Task input -

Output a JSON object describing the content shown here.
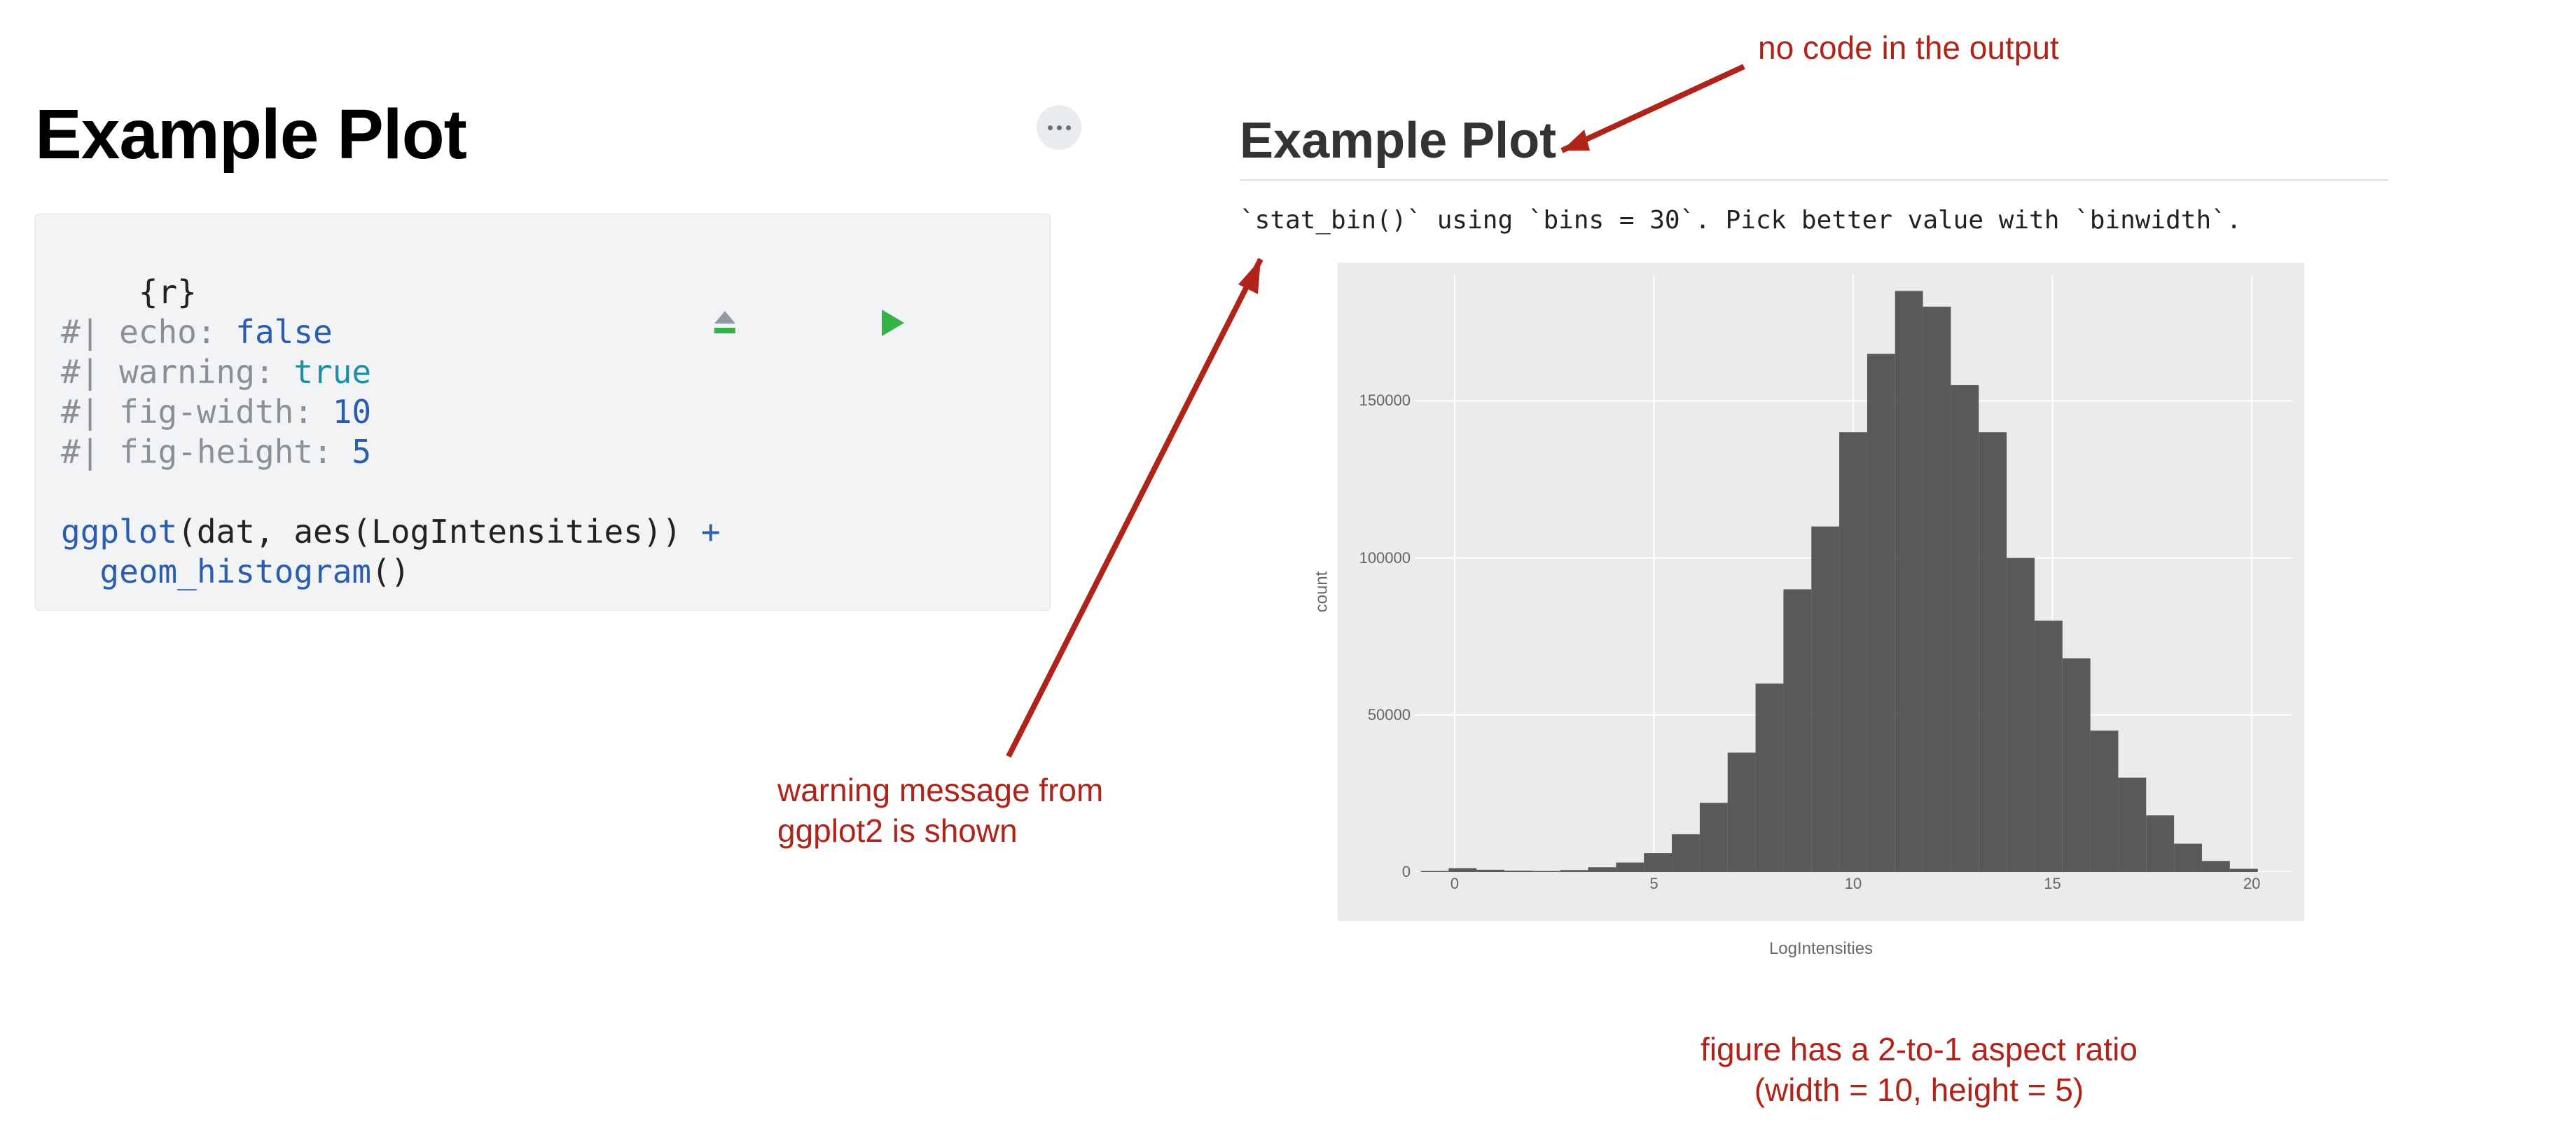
{
  "left": {
    "title": "Example Plot",
    "code": {
      "header": "{r}",
      "opt_echo_key": "#| echo: ",
      "opt_echo_val": "false",
      "opt_warning_key": "#| warning: ",
      "opt_warning_val": "true",
      "opt_figwidth_key": "#| fig-width: ",
      "opt_figwidth_val": "10",
      "opt_figheight_key": "#| fig-height: ",
      "opt_figheight_val": "5",
      "body_line1_a": "ggplot",
      "body_line1_b": "(dat, aes(LogIntensities)) ",
      "body_line1_c": "+",
      "body_line2_a": "  geom_histogram",
      "body_line2_b": "()"
    },
    "toolbar": {
      "run_above_label": "Run all chunks above",
      "run_current_label": "Run current chunk"
    }
  },
  "right": {
    "title": "Example Plot",
    "warning": "`stat_bin()` using `bins = 30`. Pick better value with `binwidth`."
  },
  "annotations": {
    "no_code": "no code in the output",
    "warning_shown_l1": "warning message from",
    "warning_shown_l2": "ggplot2 is shown",
    "aspect_main": "figure has a 2-to-1 aspect ratio",
    "aspect_sub": "(width = 10, height = 5)"
  },
  "chart_data": {
    "type": "bar",
    "xlabel": "LogIntensities",
    "ylabel": "count",
    "xlim": [
      -1,
      21
    ],
    "ylim": [
      0,
      190000
    ],
    "xticks": [
      0,
      5,
      10,
      15,
      20
    ],
    "yticks": [
      0,
      50000,
      100000,
      150000
    ],
    "bin_width": 0.7,
    "categories": [
      -0.5,
      0.2,
      0.9,
      1.6,
      2.3,
      3.0,
      3.7,
      4.4,
      5.1,
      5.8,
      6.5,
      7.2,
      7.9,
      8.6,
      9.3,
      10.0,
      10.7,
      11.4,
      12.1,
      12.8,
      13.5,
      14.2,
      14.9,
      15.6,
      16.3,
      17.0,
      17.7,
      18.4,
      19.1,
      19.8
    ],
    "values": [
      300,
      1200,
      700,
      400,
      300,
      600,
      1500,
      3000,
      6000,
      12000,
      22000,
      38000,
      60000,
      90000,
      110000,
      140000,
      165000,
      185000,
      180000,
      155000,
      140000,
      100000,
      80000,
      68000,
      45000,
      30000,
      18000,
      9000,
      3500,
      1000
    ]
  }
}
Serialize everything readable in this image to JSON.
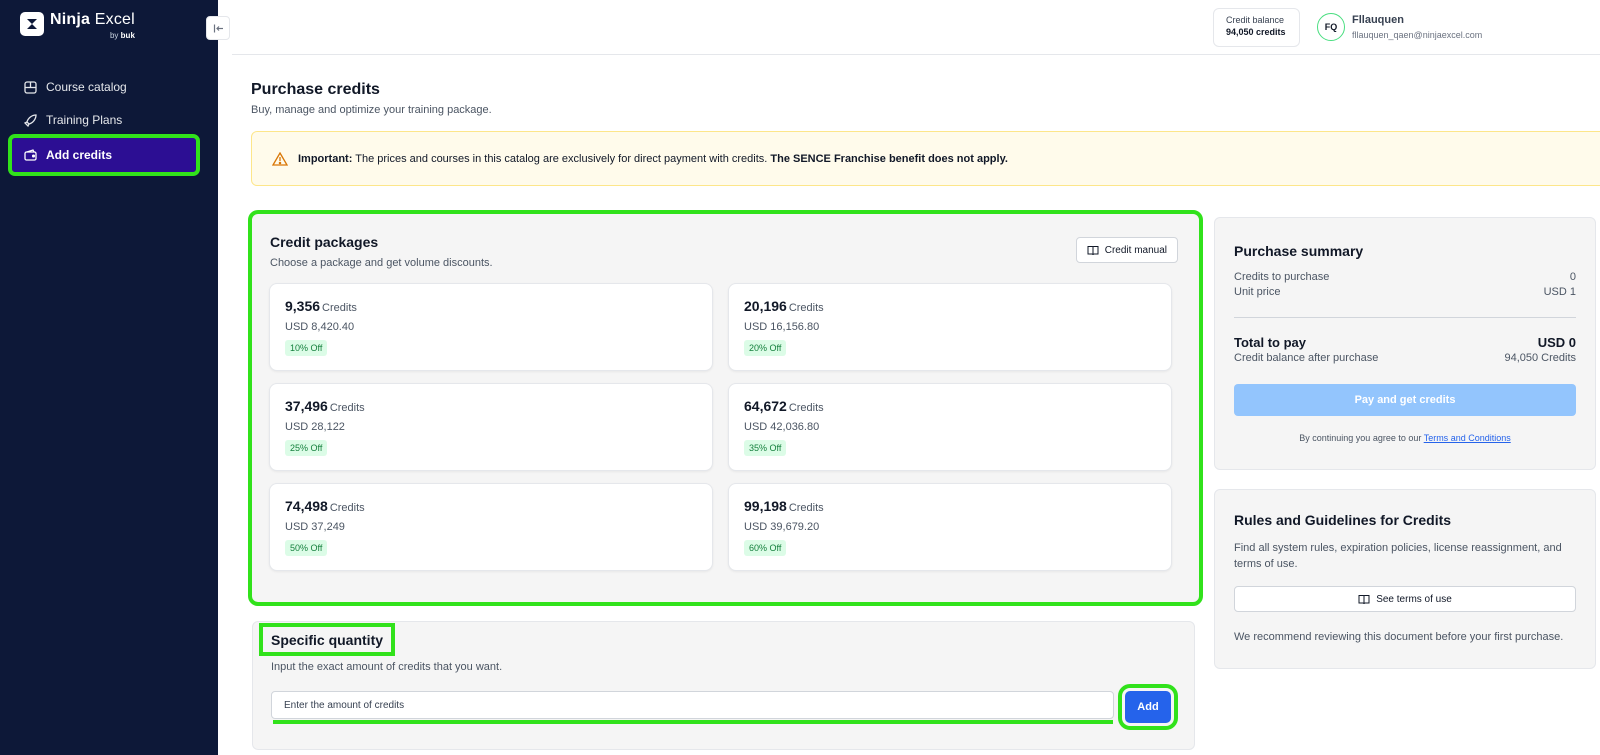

Problem -
Repeat all the data as it stands, dropping any images it holds.

Correct result -
Output a JSON object describing the content shown here.
{
  "left": {
    "title": "Example Plot",
    "code": {
      "header": "{r}",
      "opt_echo_key": "#| echo: ",
      "opt_echo_val": "false",
      "opt_warning_key": "#| warning: ",
      "opt_warning_val": "true",
      "opt_figwidth_key": "#| fig-width: ",
      "opt_figwidth_val": "10",
      "opt_figheight_key": "#| fig-height: ",
      "opt_figheight_val": "5",
      "body_line1_a": "ggplot",
      "body_line1_b": "(dat, aes(LogIntensities)) ",
      "body_line1_c": "+",
      "body_line2_a": "  geom_histogram",
      "body_line2_b": "()"
    },
    "toolbar": {
      "run_above_label": "Run all chunks above",
      "run_current_label": "Run current chunk"
    }
  },
  "right": {
    "title": "Example Plot",
    "warning": "`stat_bin()` using `bins = 30`. Pick better value with `binwidth`."
  },
  "annotations": {
    "no_code": "no code in the output",
    "warning_shown_l1": "warning message from",
    "warning_shown_l2": "ggplot2 is shown",
    "aspect_main": "figure has a 2-to-1 aspect ratio",
    "aspect_sub": "(width = 10, height = 5)"
  },
  "chart_data": {
    "type": "bar",
    "xlabel": "LogIntensities",
    "ylabel": "count",
    "xlim": [
      -1,
      21
    ],
    "ylim": [
      0,
      190000
    ],
    "xticks": [
      0,
      5,
      10,
      15,
      20
    ],
    "yticks": [
      0,
      50000,
      100000,
      150000
    ],
    "bin_width": 0.7,
    "categories": [
      -0.5,
      0.2,
      0.9,
      1.6,
      2.3,
      3.0,
      3.7,
      4.4,
      5.1,
      5.8,
      6.5,
      7.2,
      7.9,
      8.6,
      9.3,
      10.0,
      10.7,
      11.4,
      12.1,
      12.8,
      13.5,
      14.2,
      14.9,
      15.6,
      16.3,
      17.0,
      17.7,
      18.4,
      19.1,
      19.8
    ],
    "values": [
      300,
      1200,
      700,
      400,
      300,
      600,
      1500,
      3000,
      6000,
      12000,
      22000,
      38000,
      60000,
      90000,
      110000,
      140000,
      165000,
      185000,
      180000,
      155000,
      140000,
      100000,
      80000,
      68000,
      45000,
      30000,
      18000,
      9000,
      3500,
      1000
    ]
  }
}
Serialize everything readable in this image to JSON.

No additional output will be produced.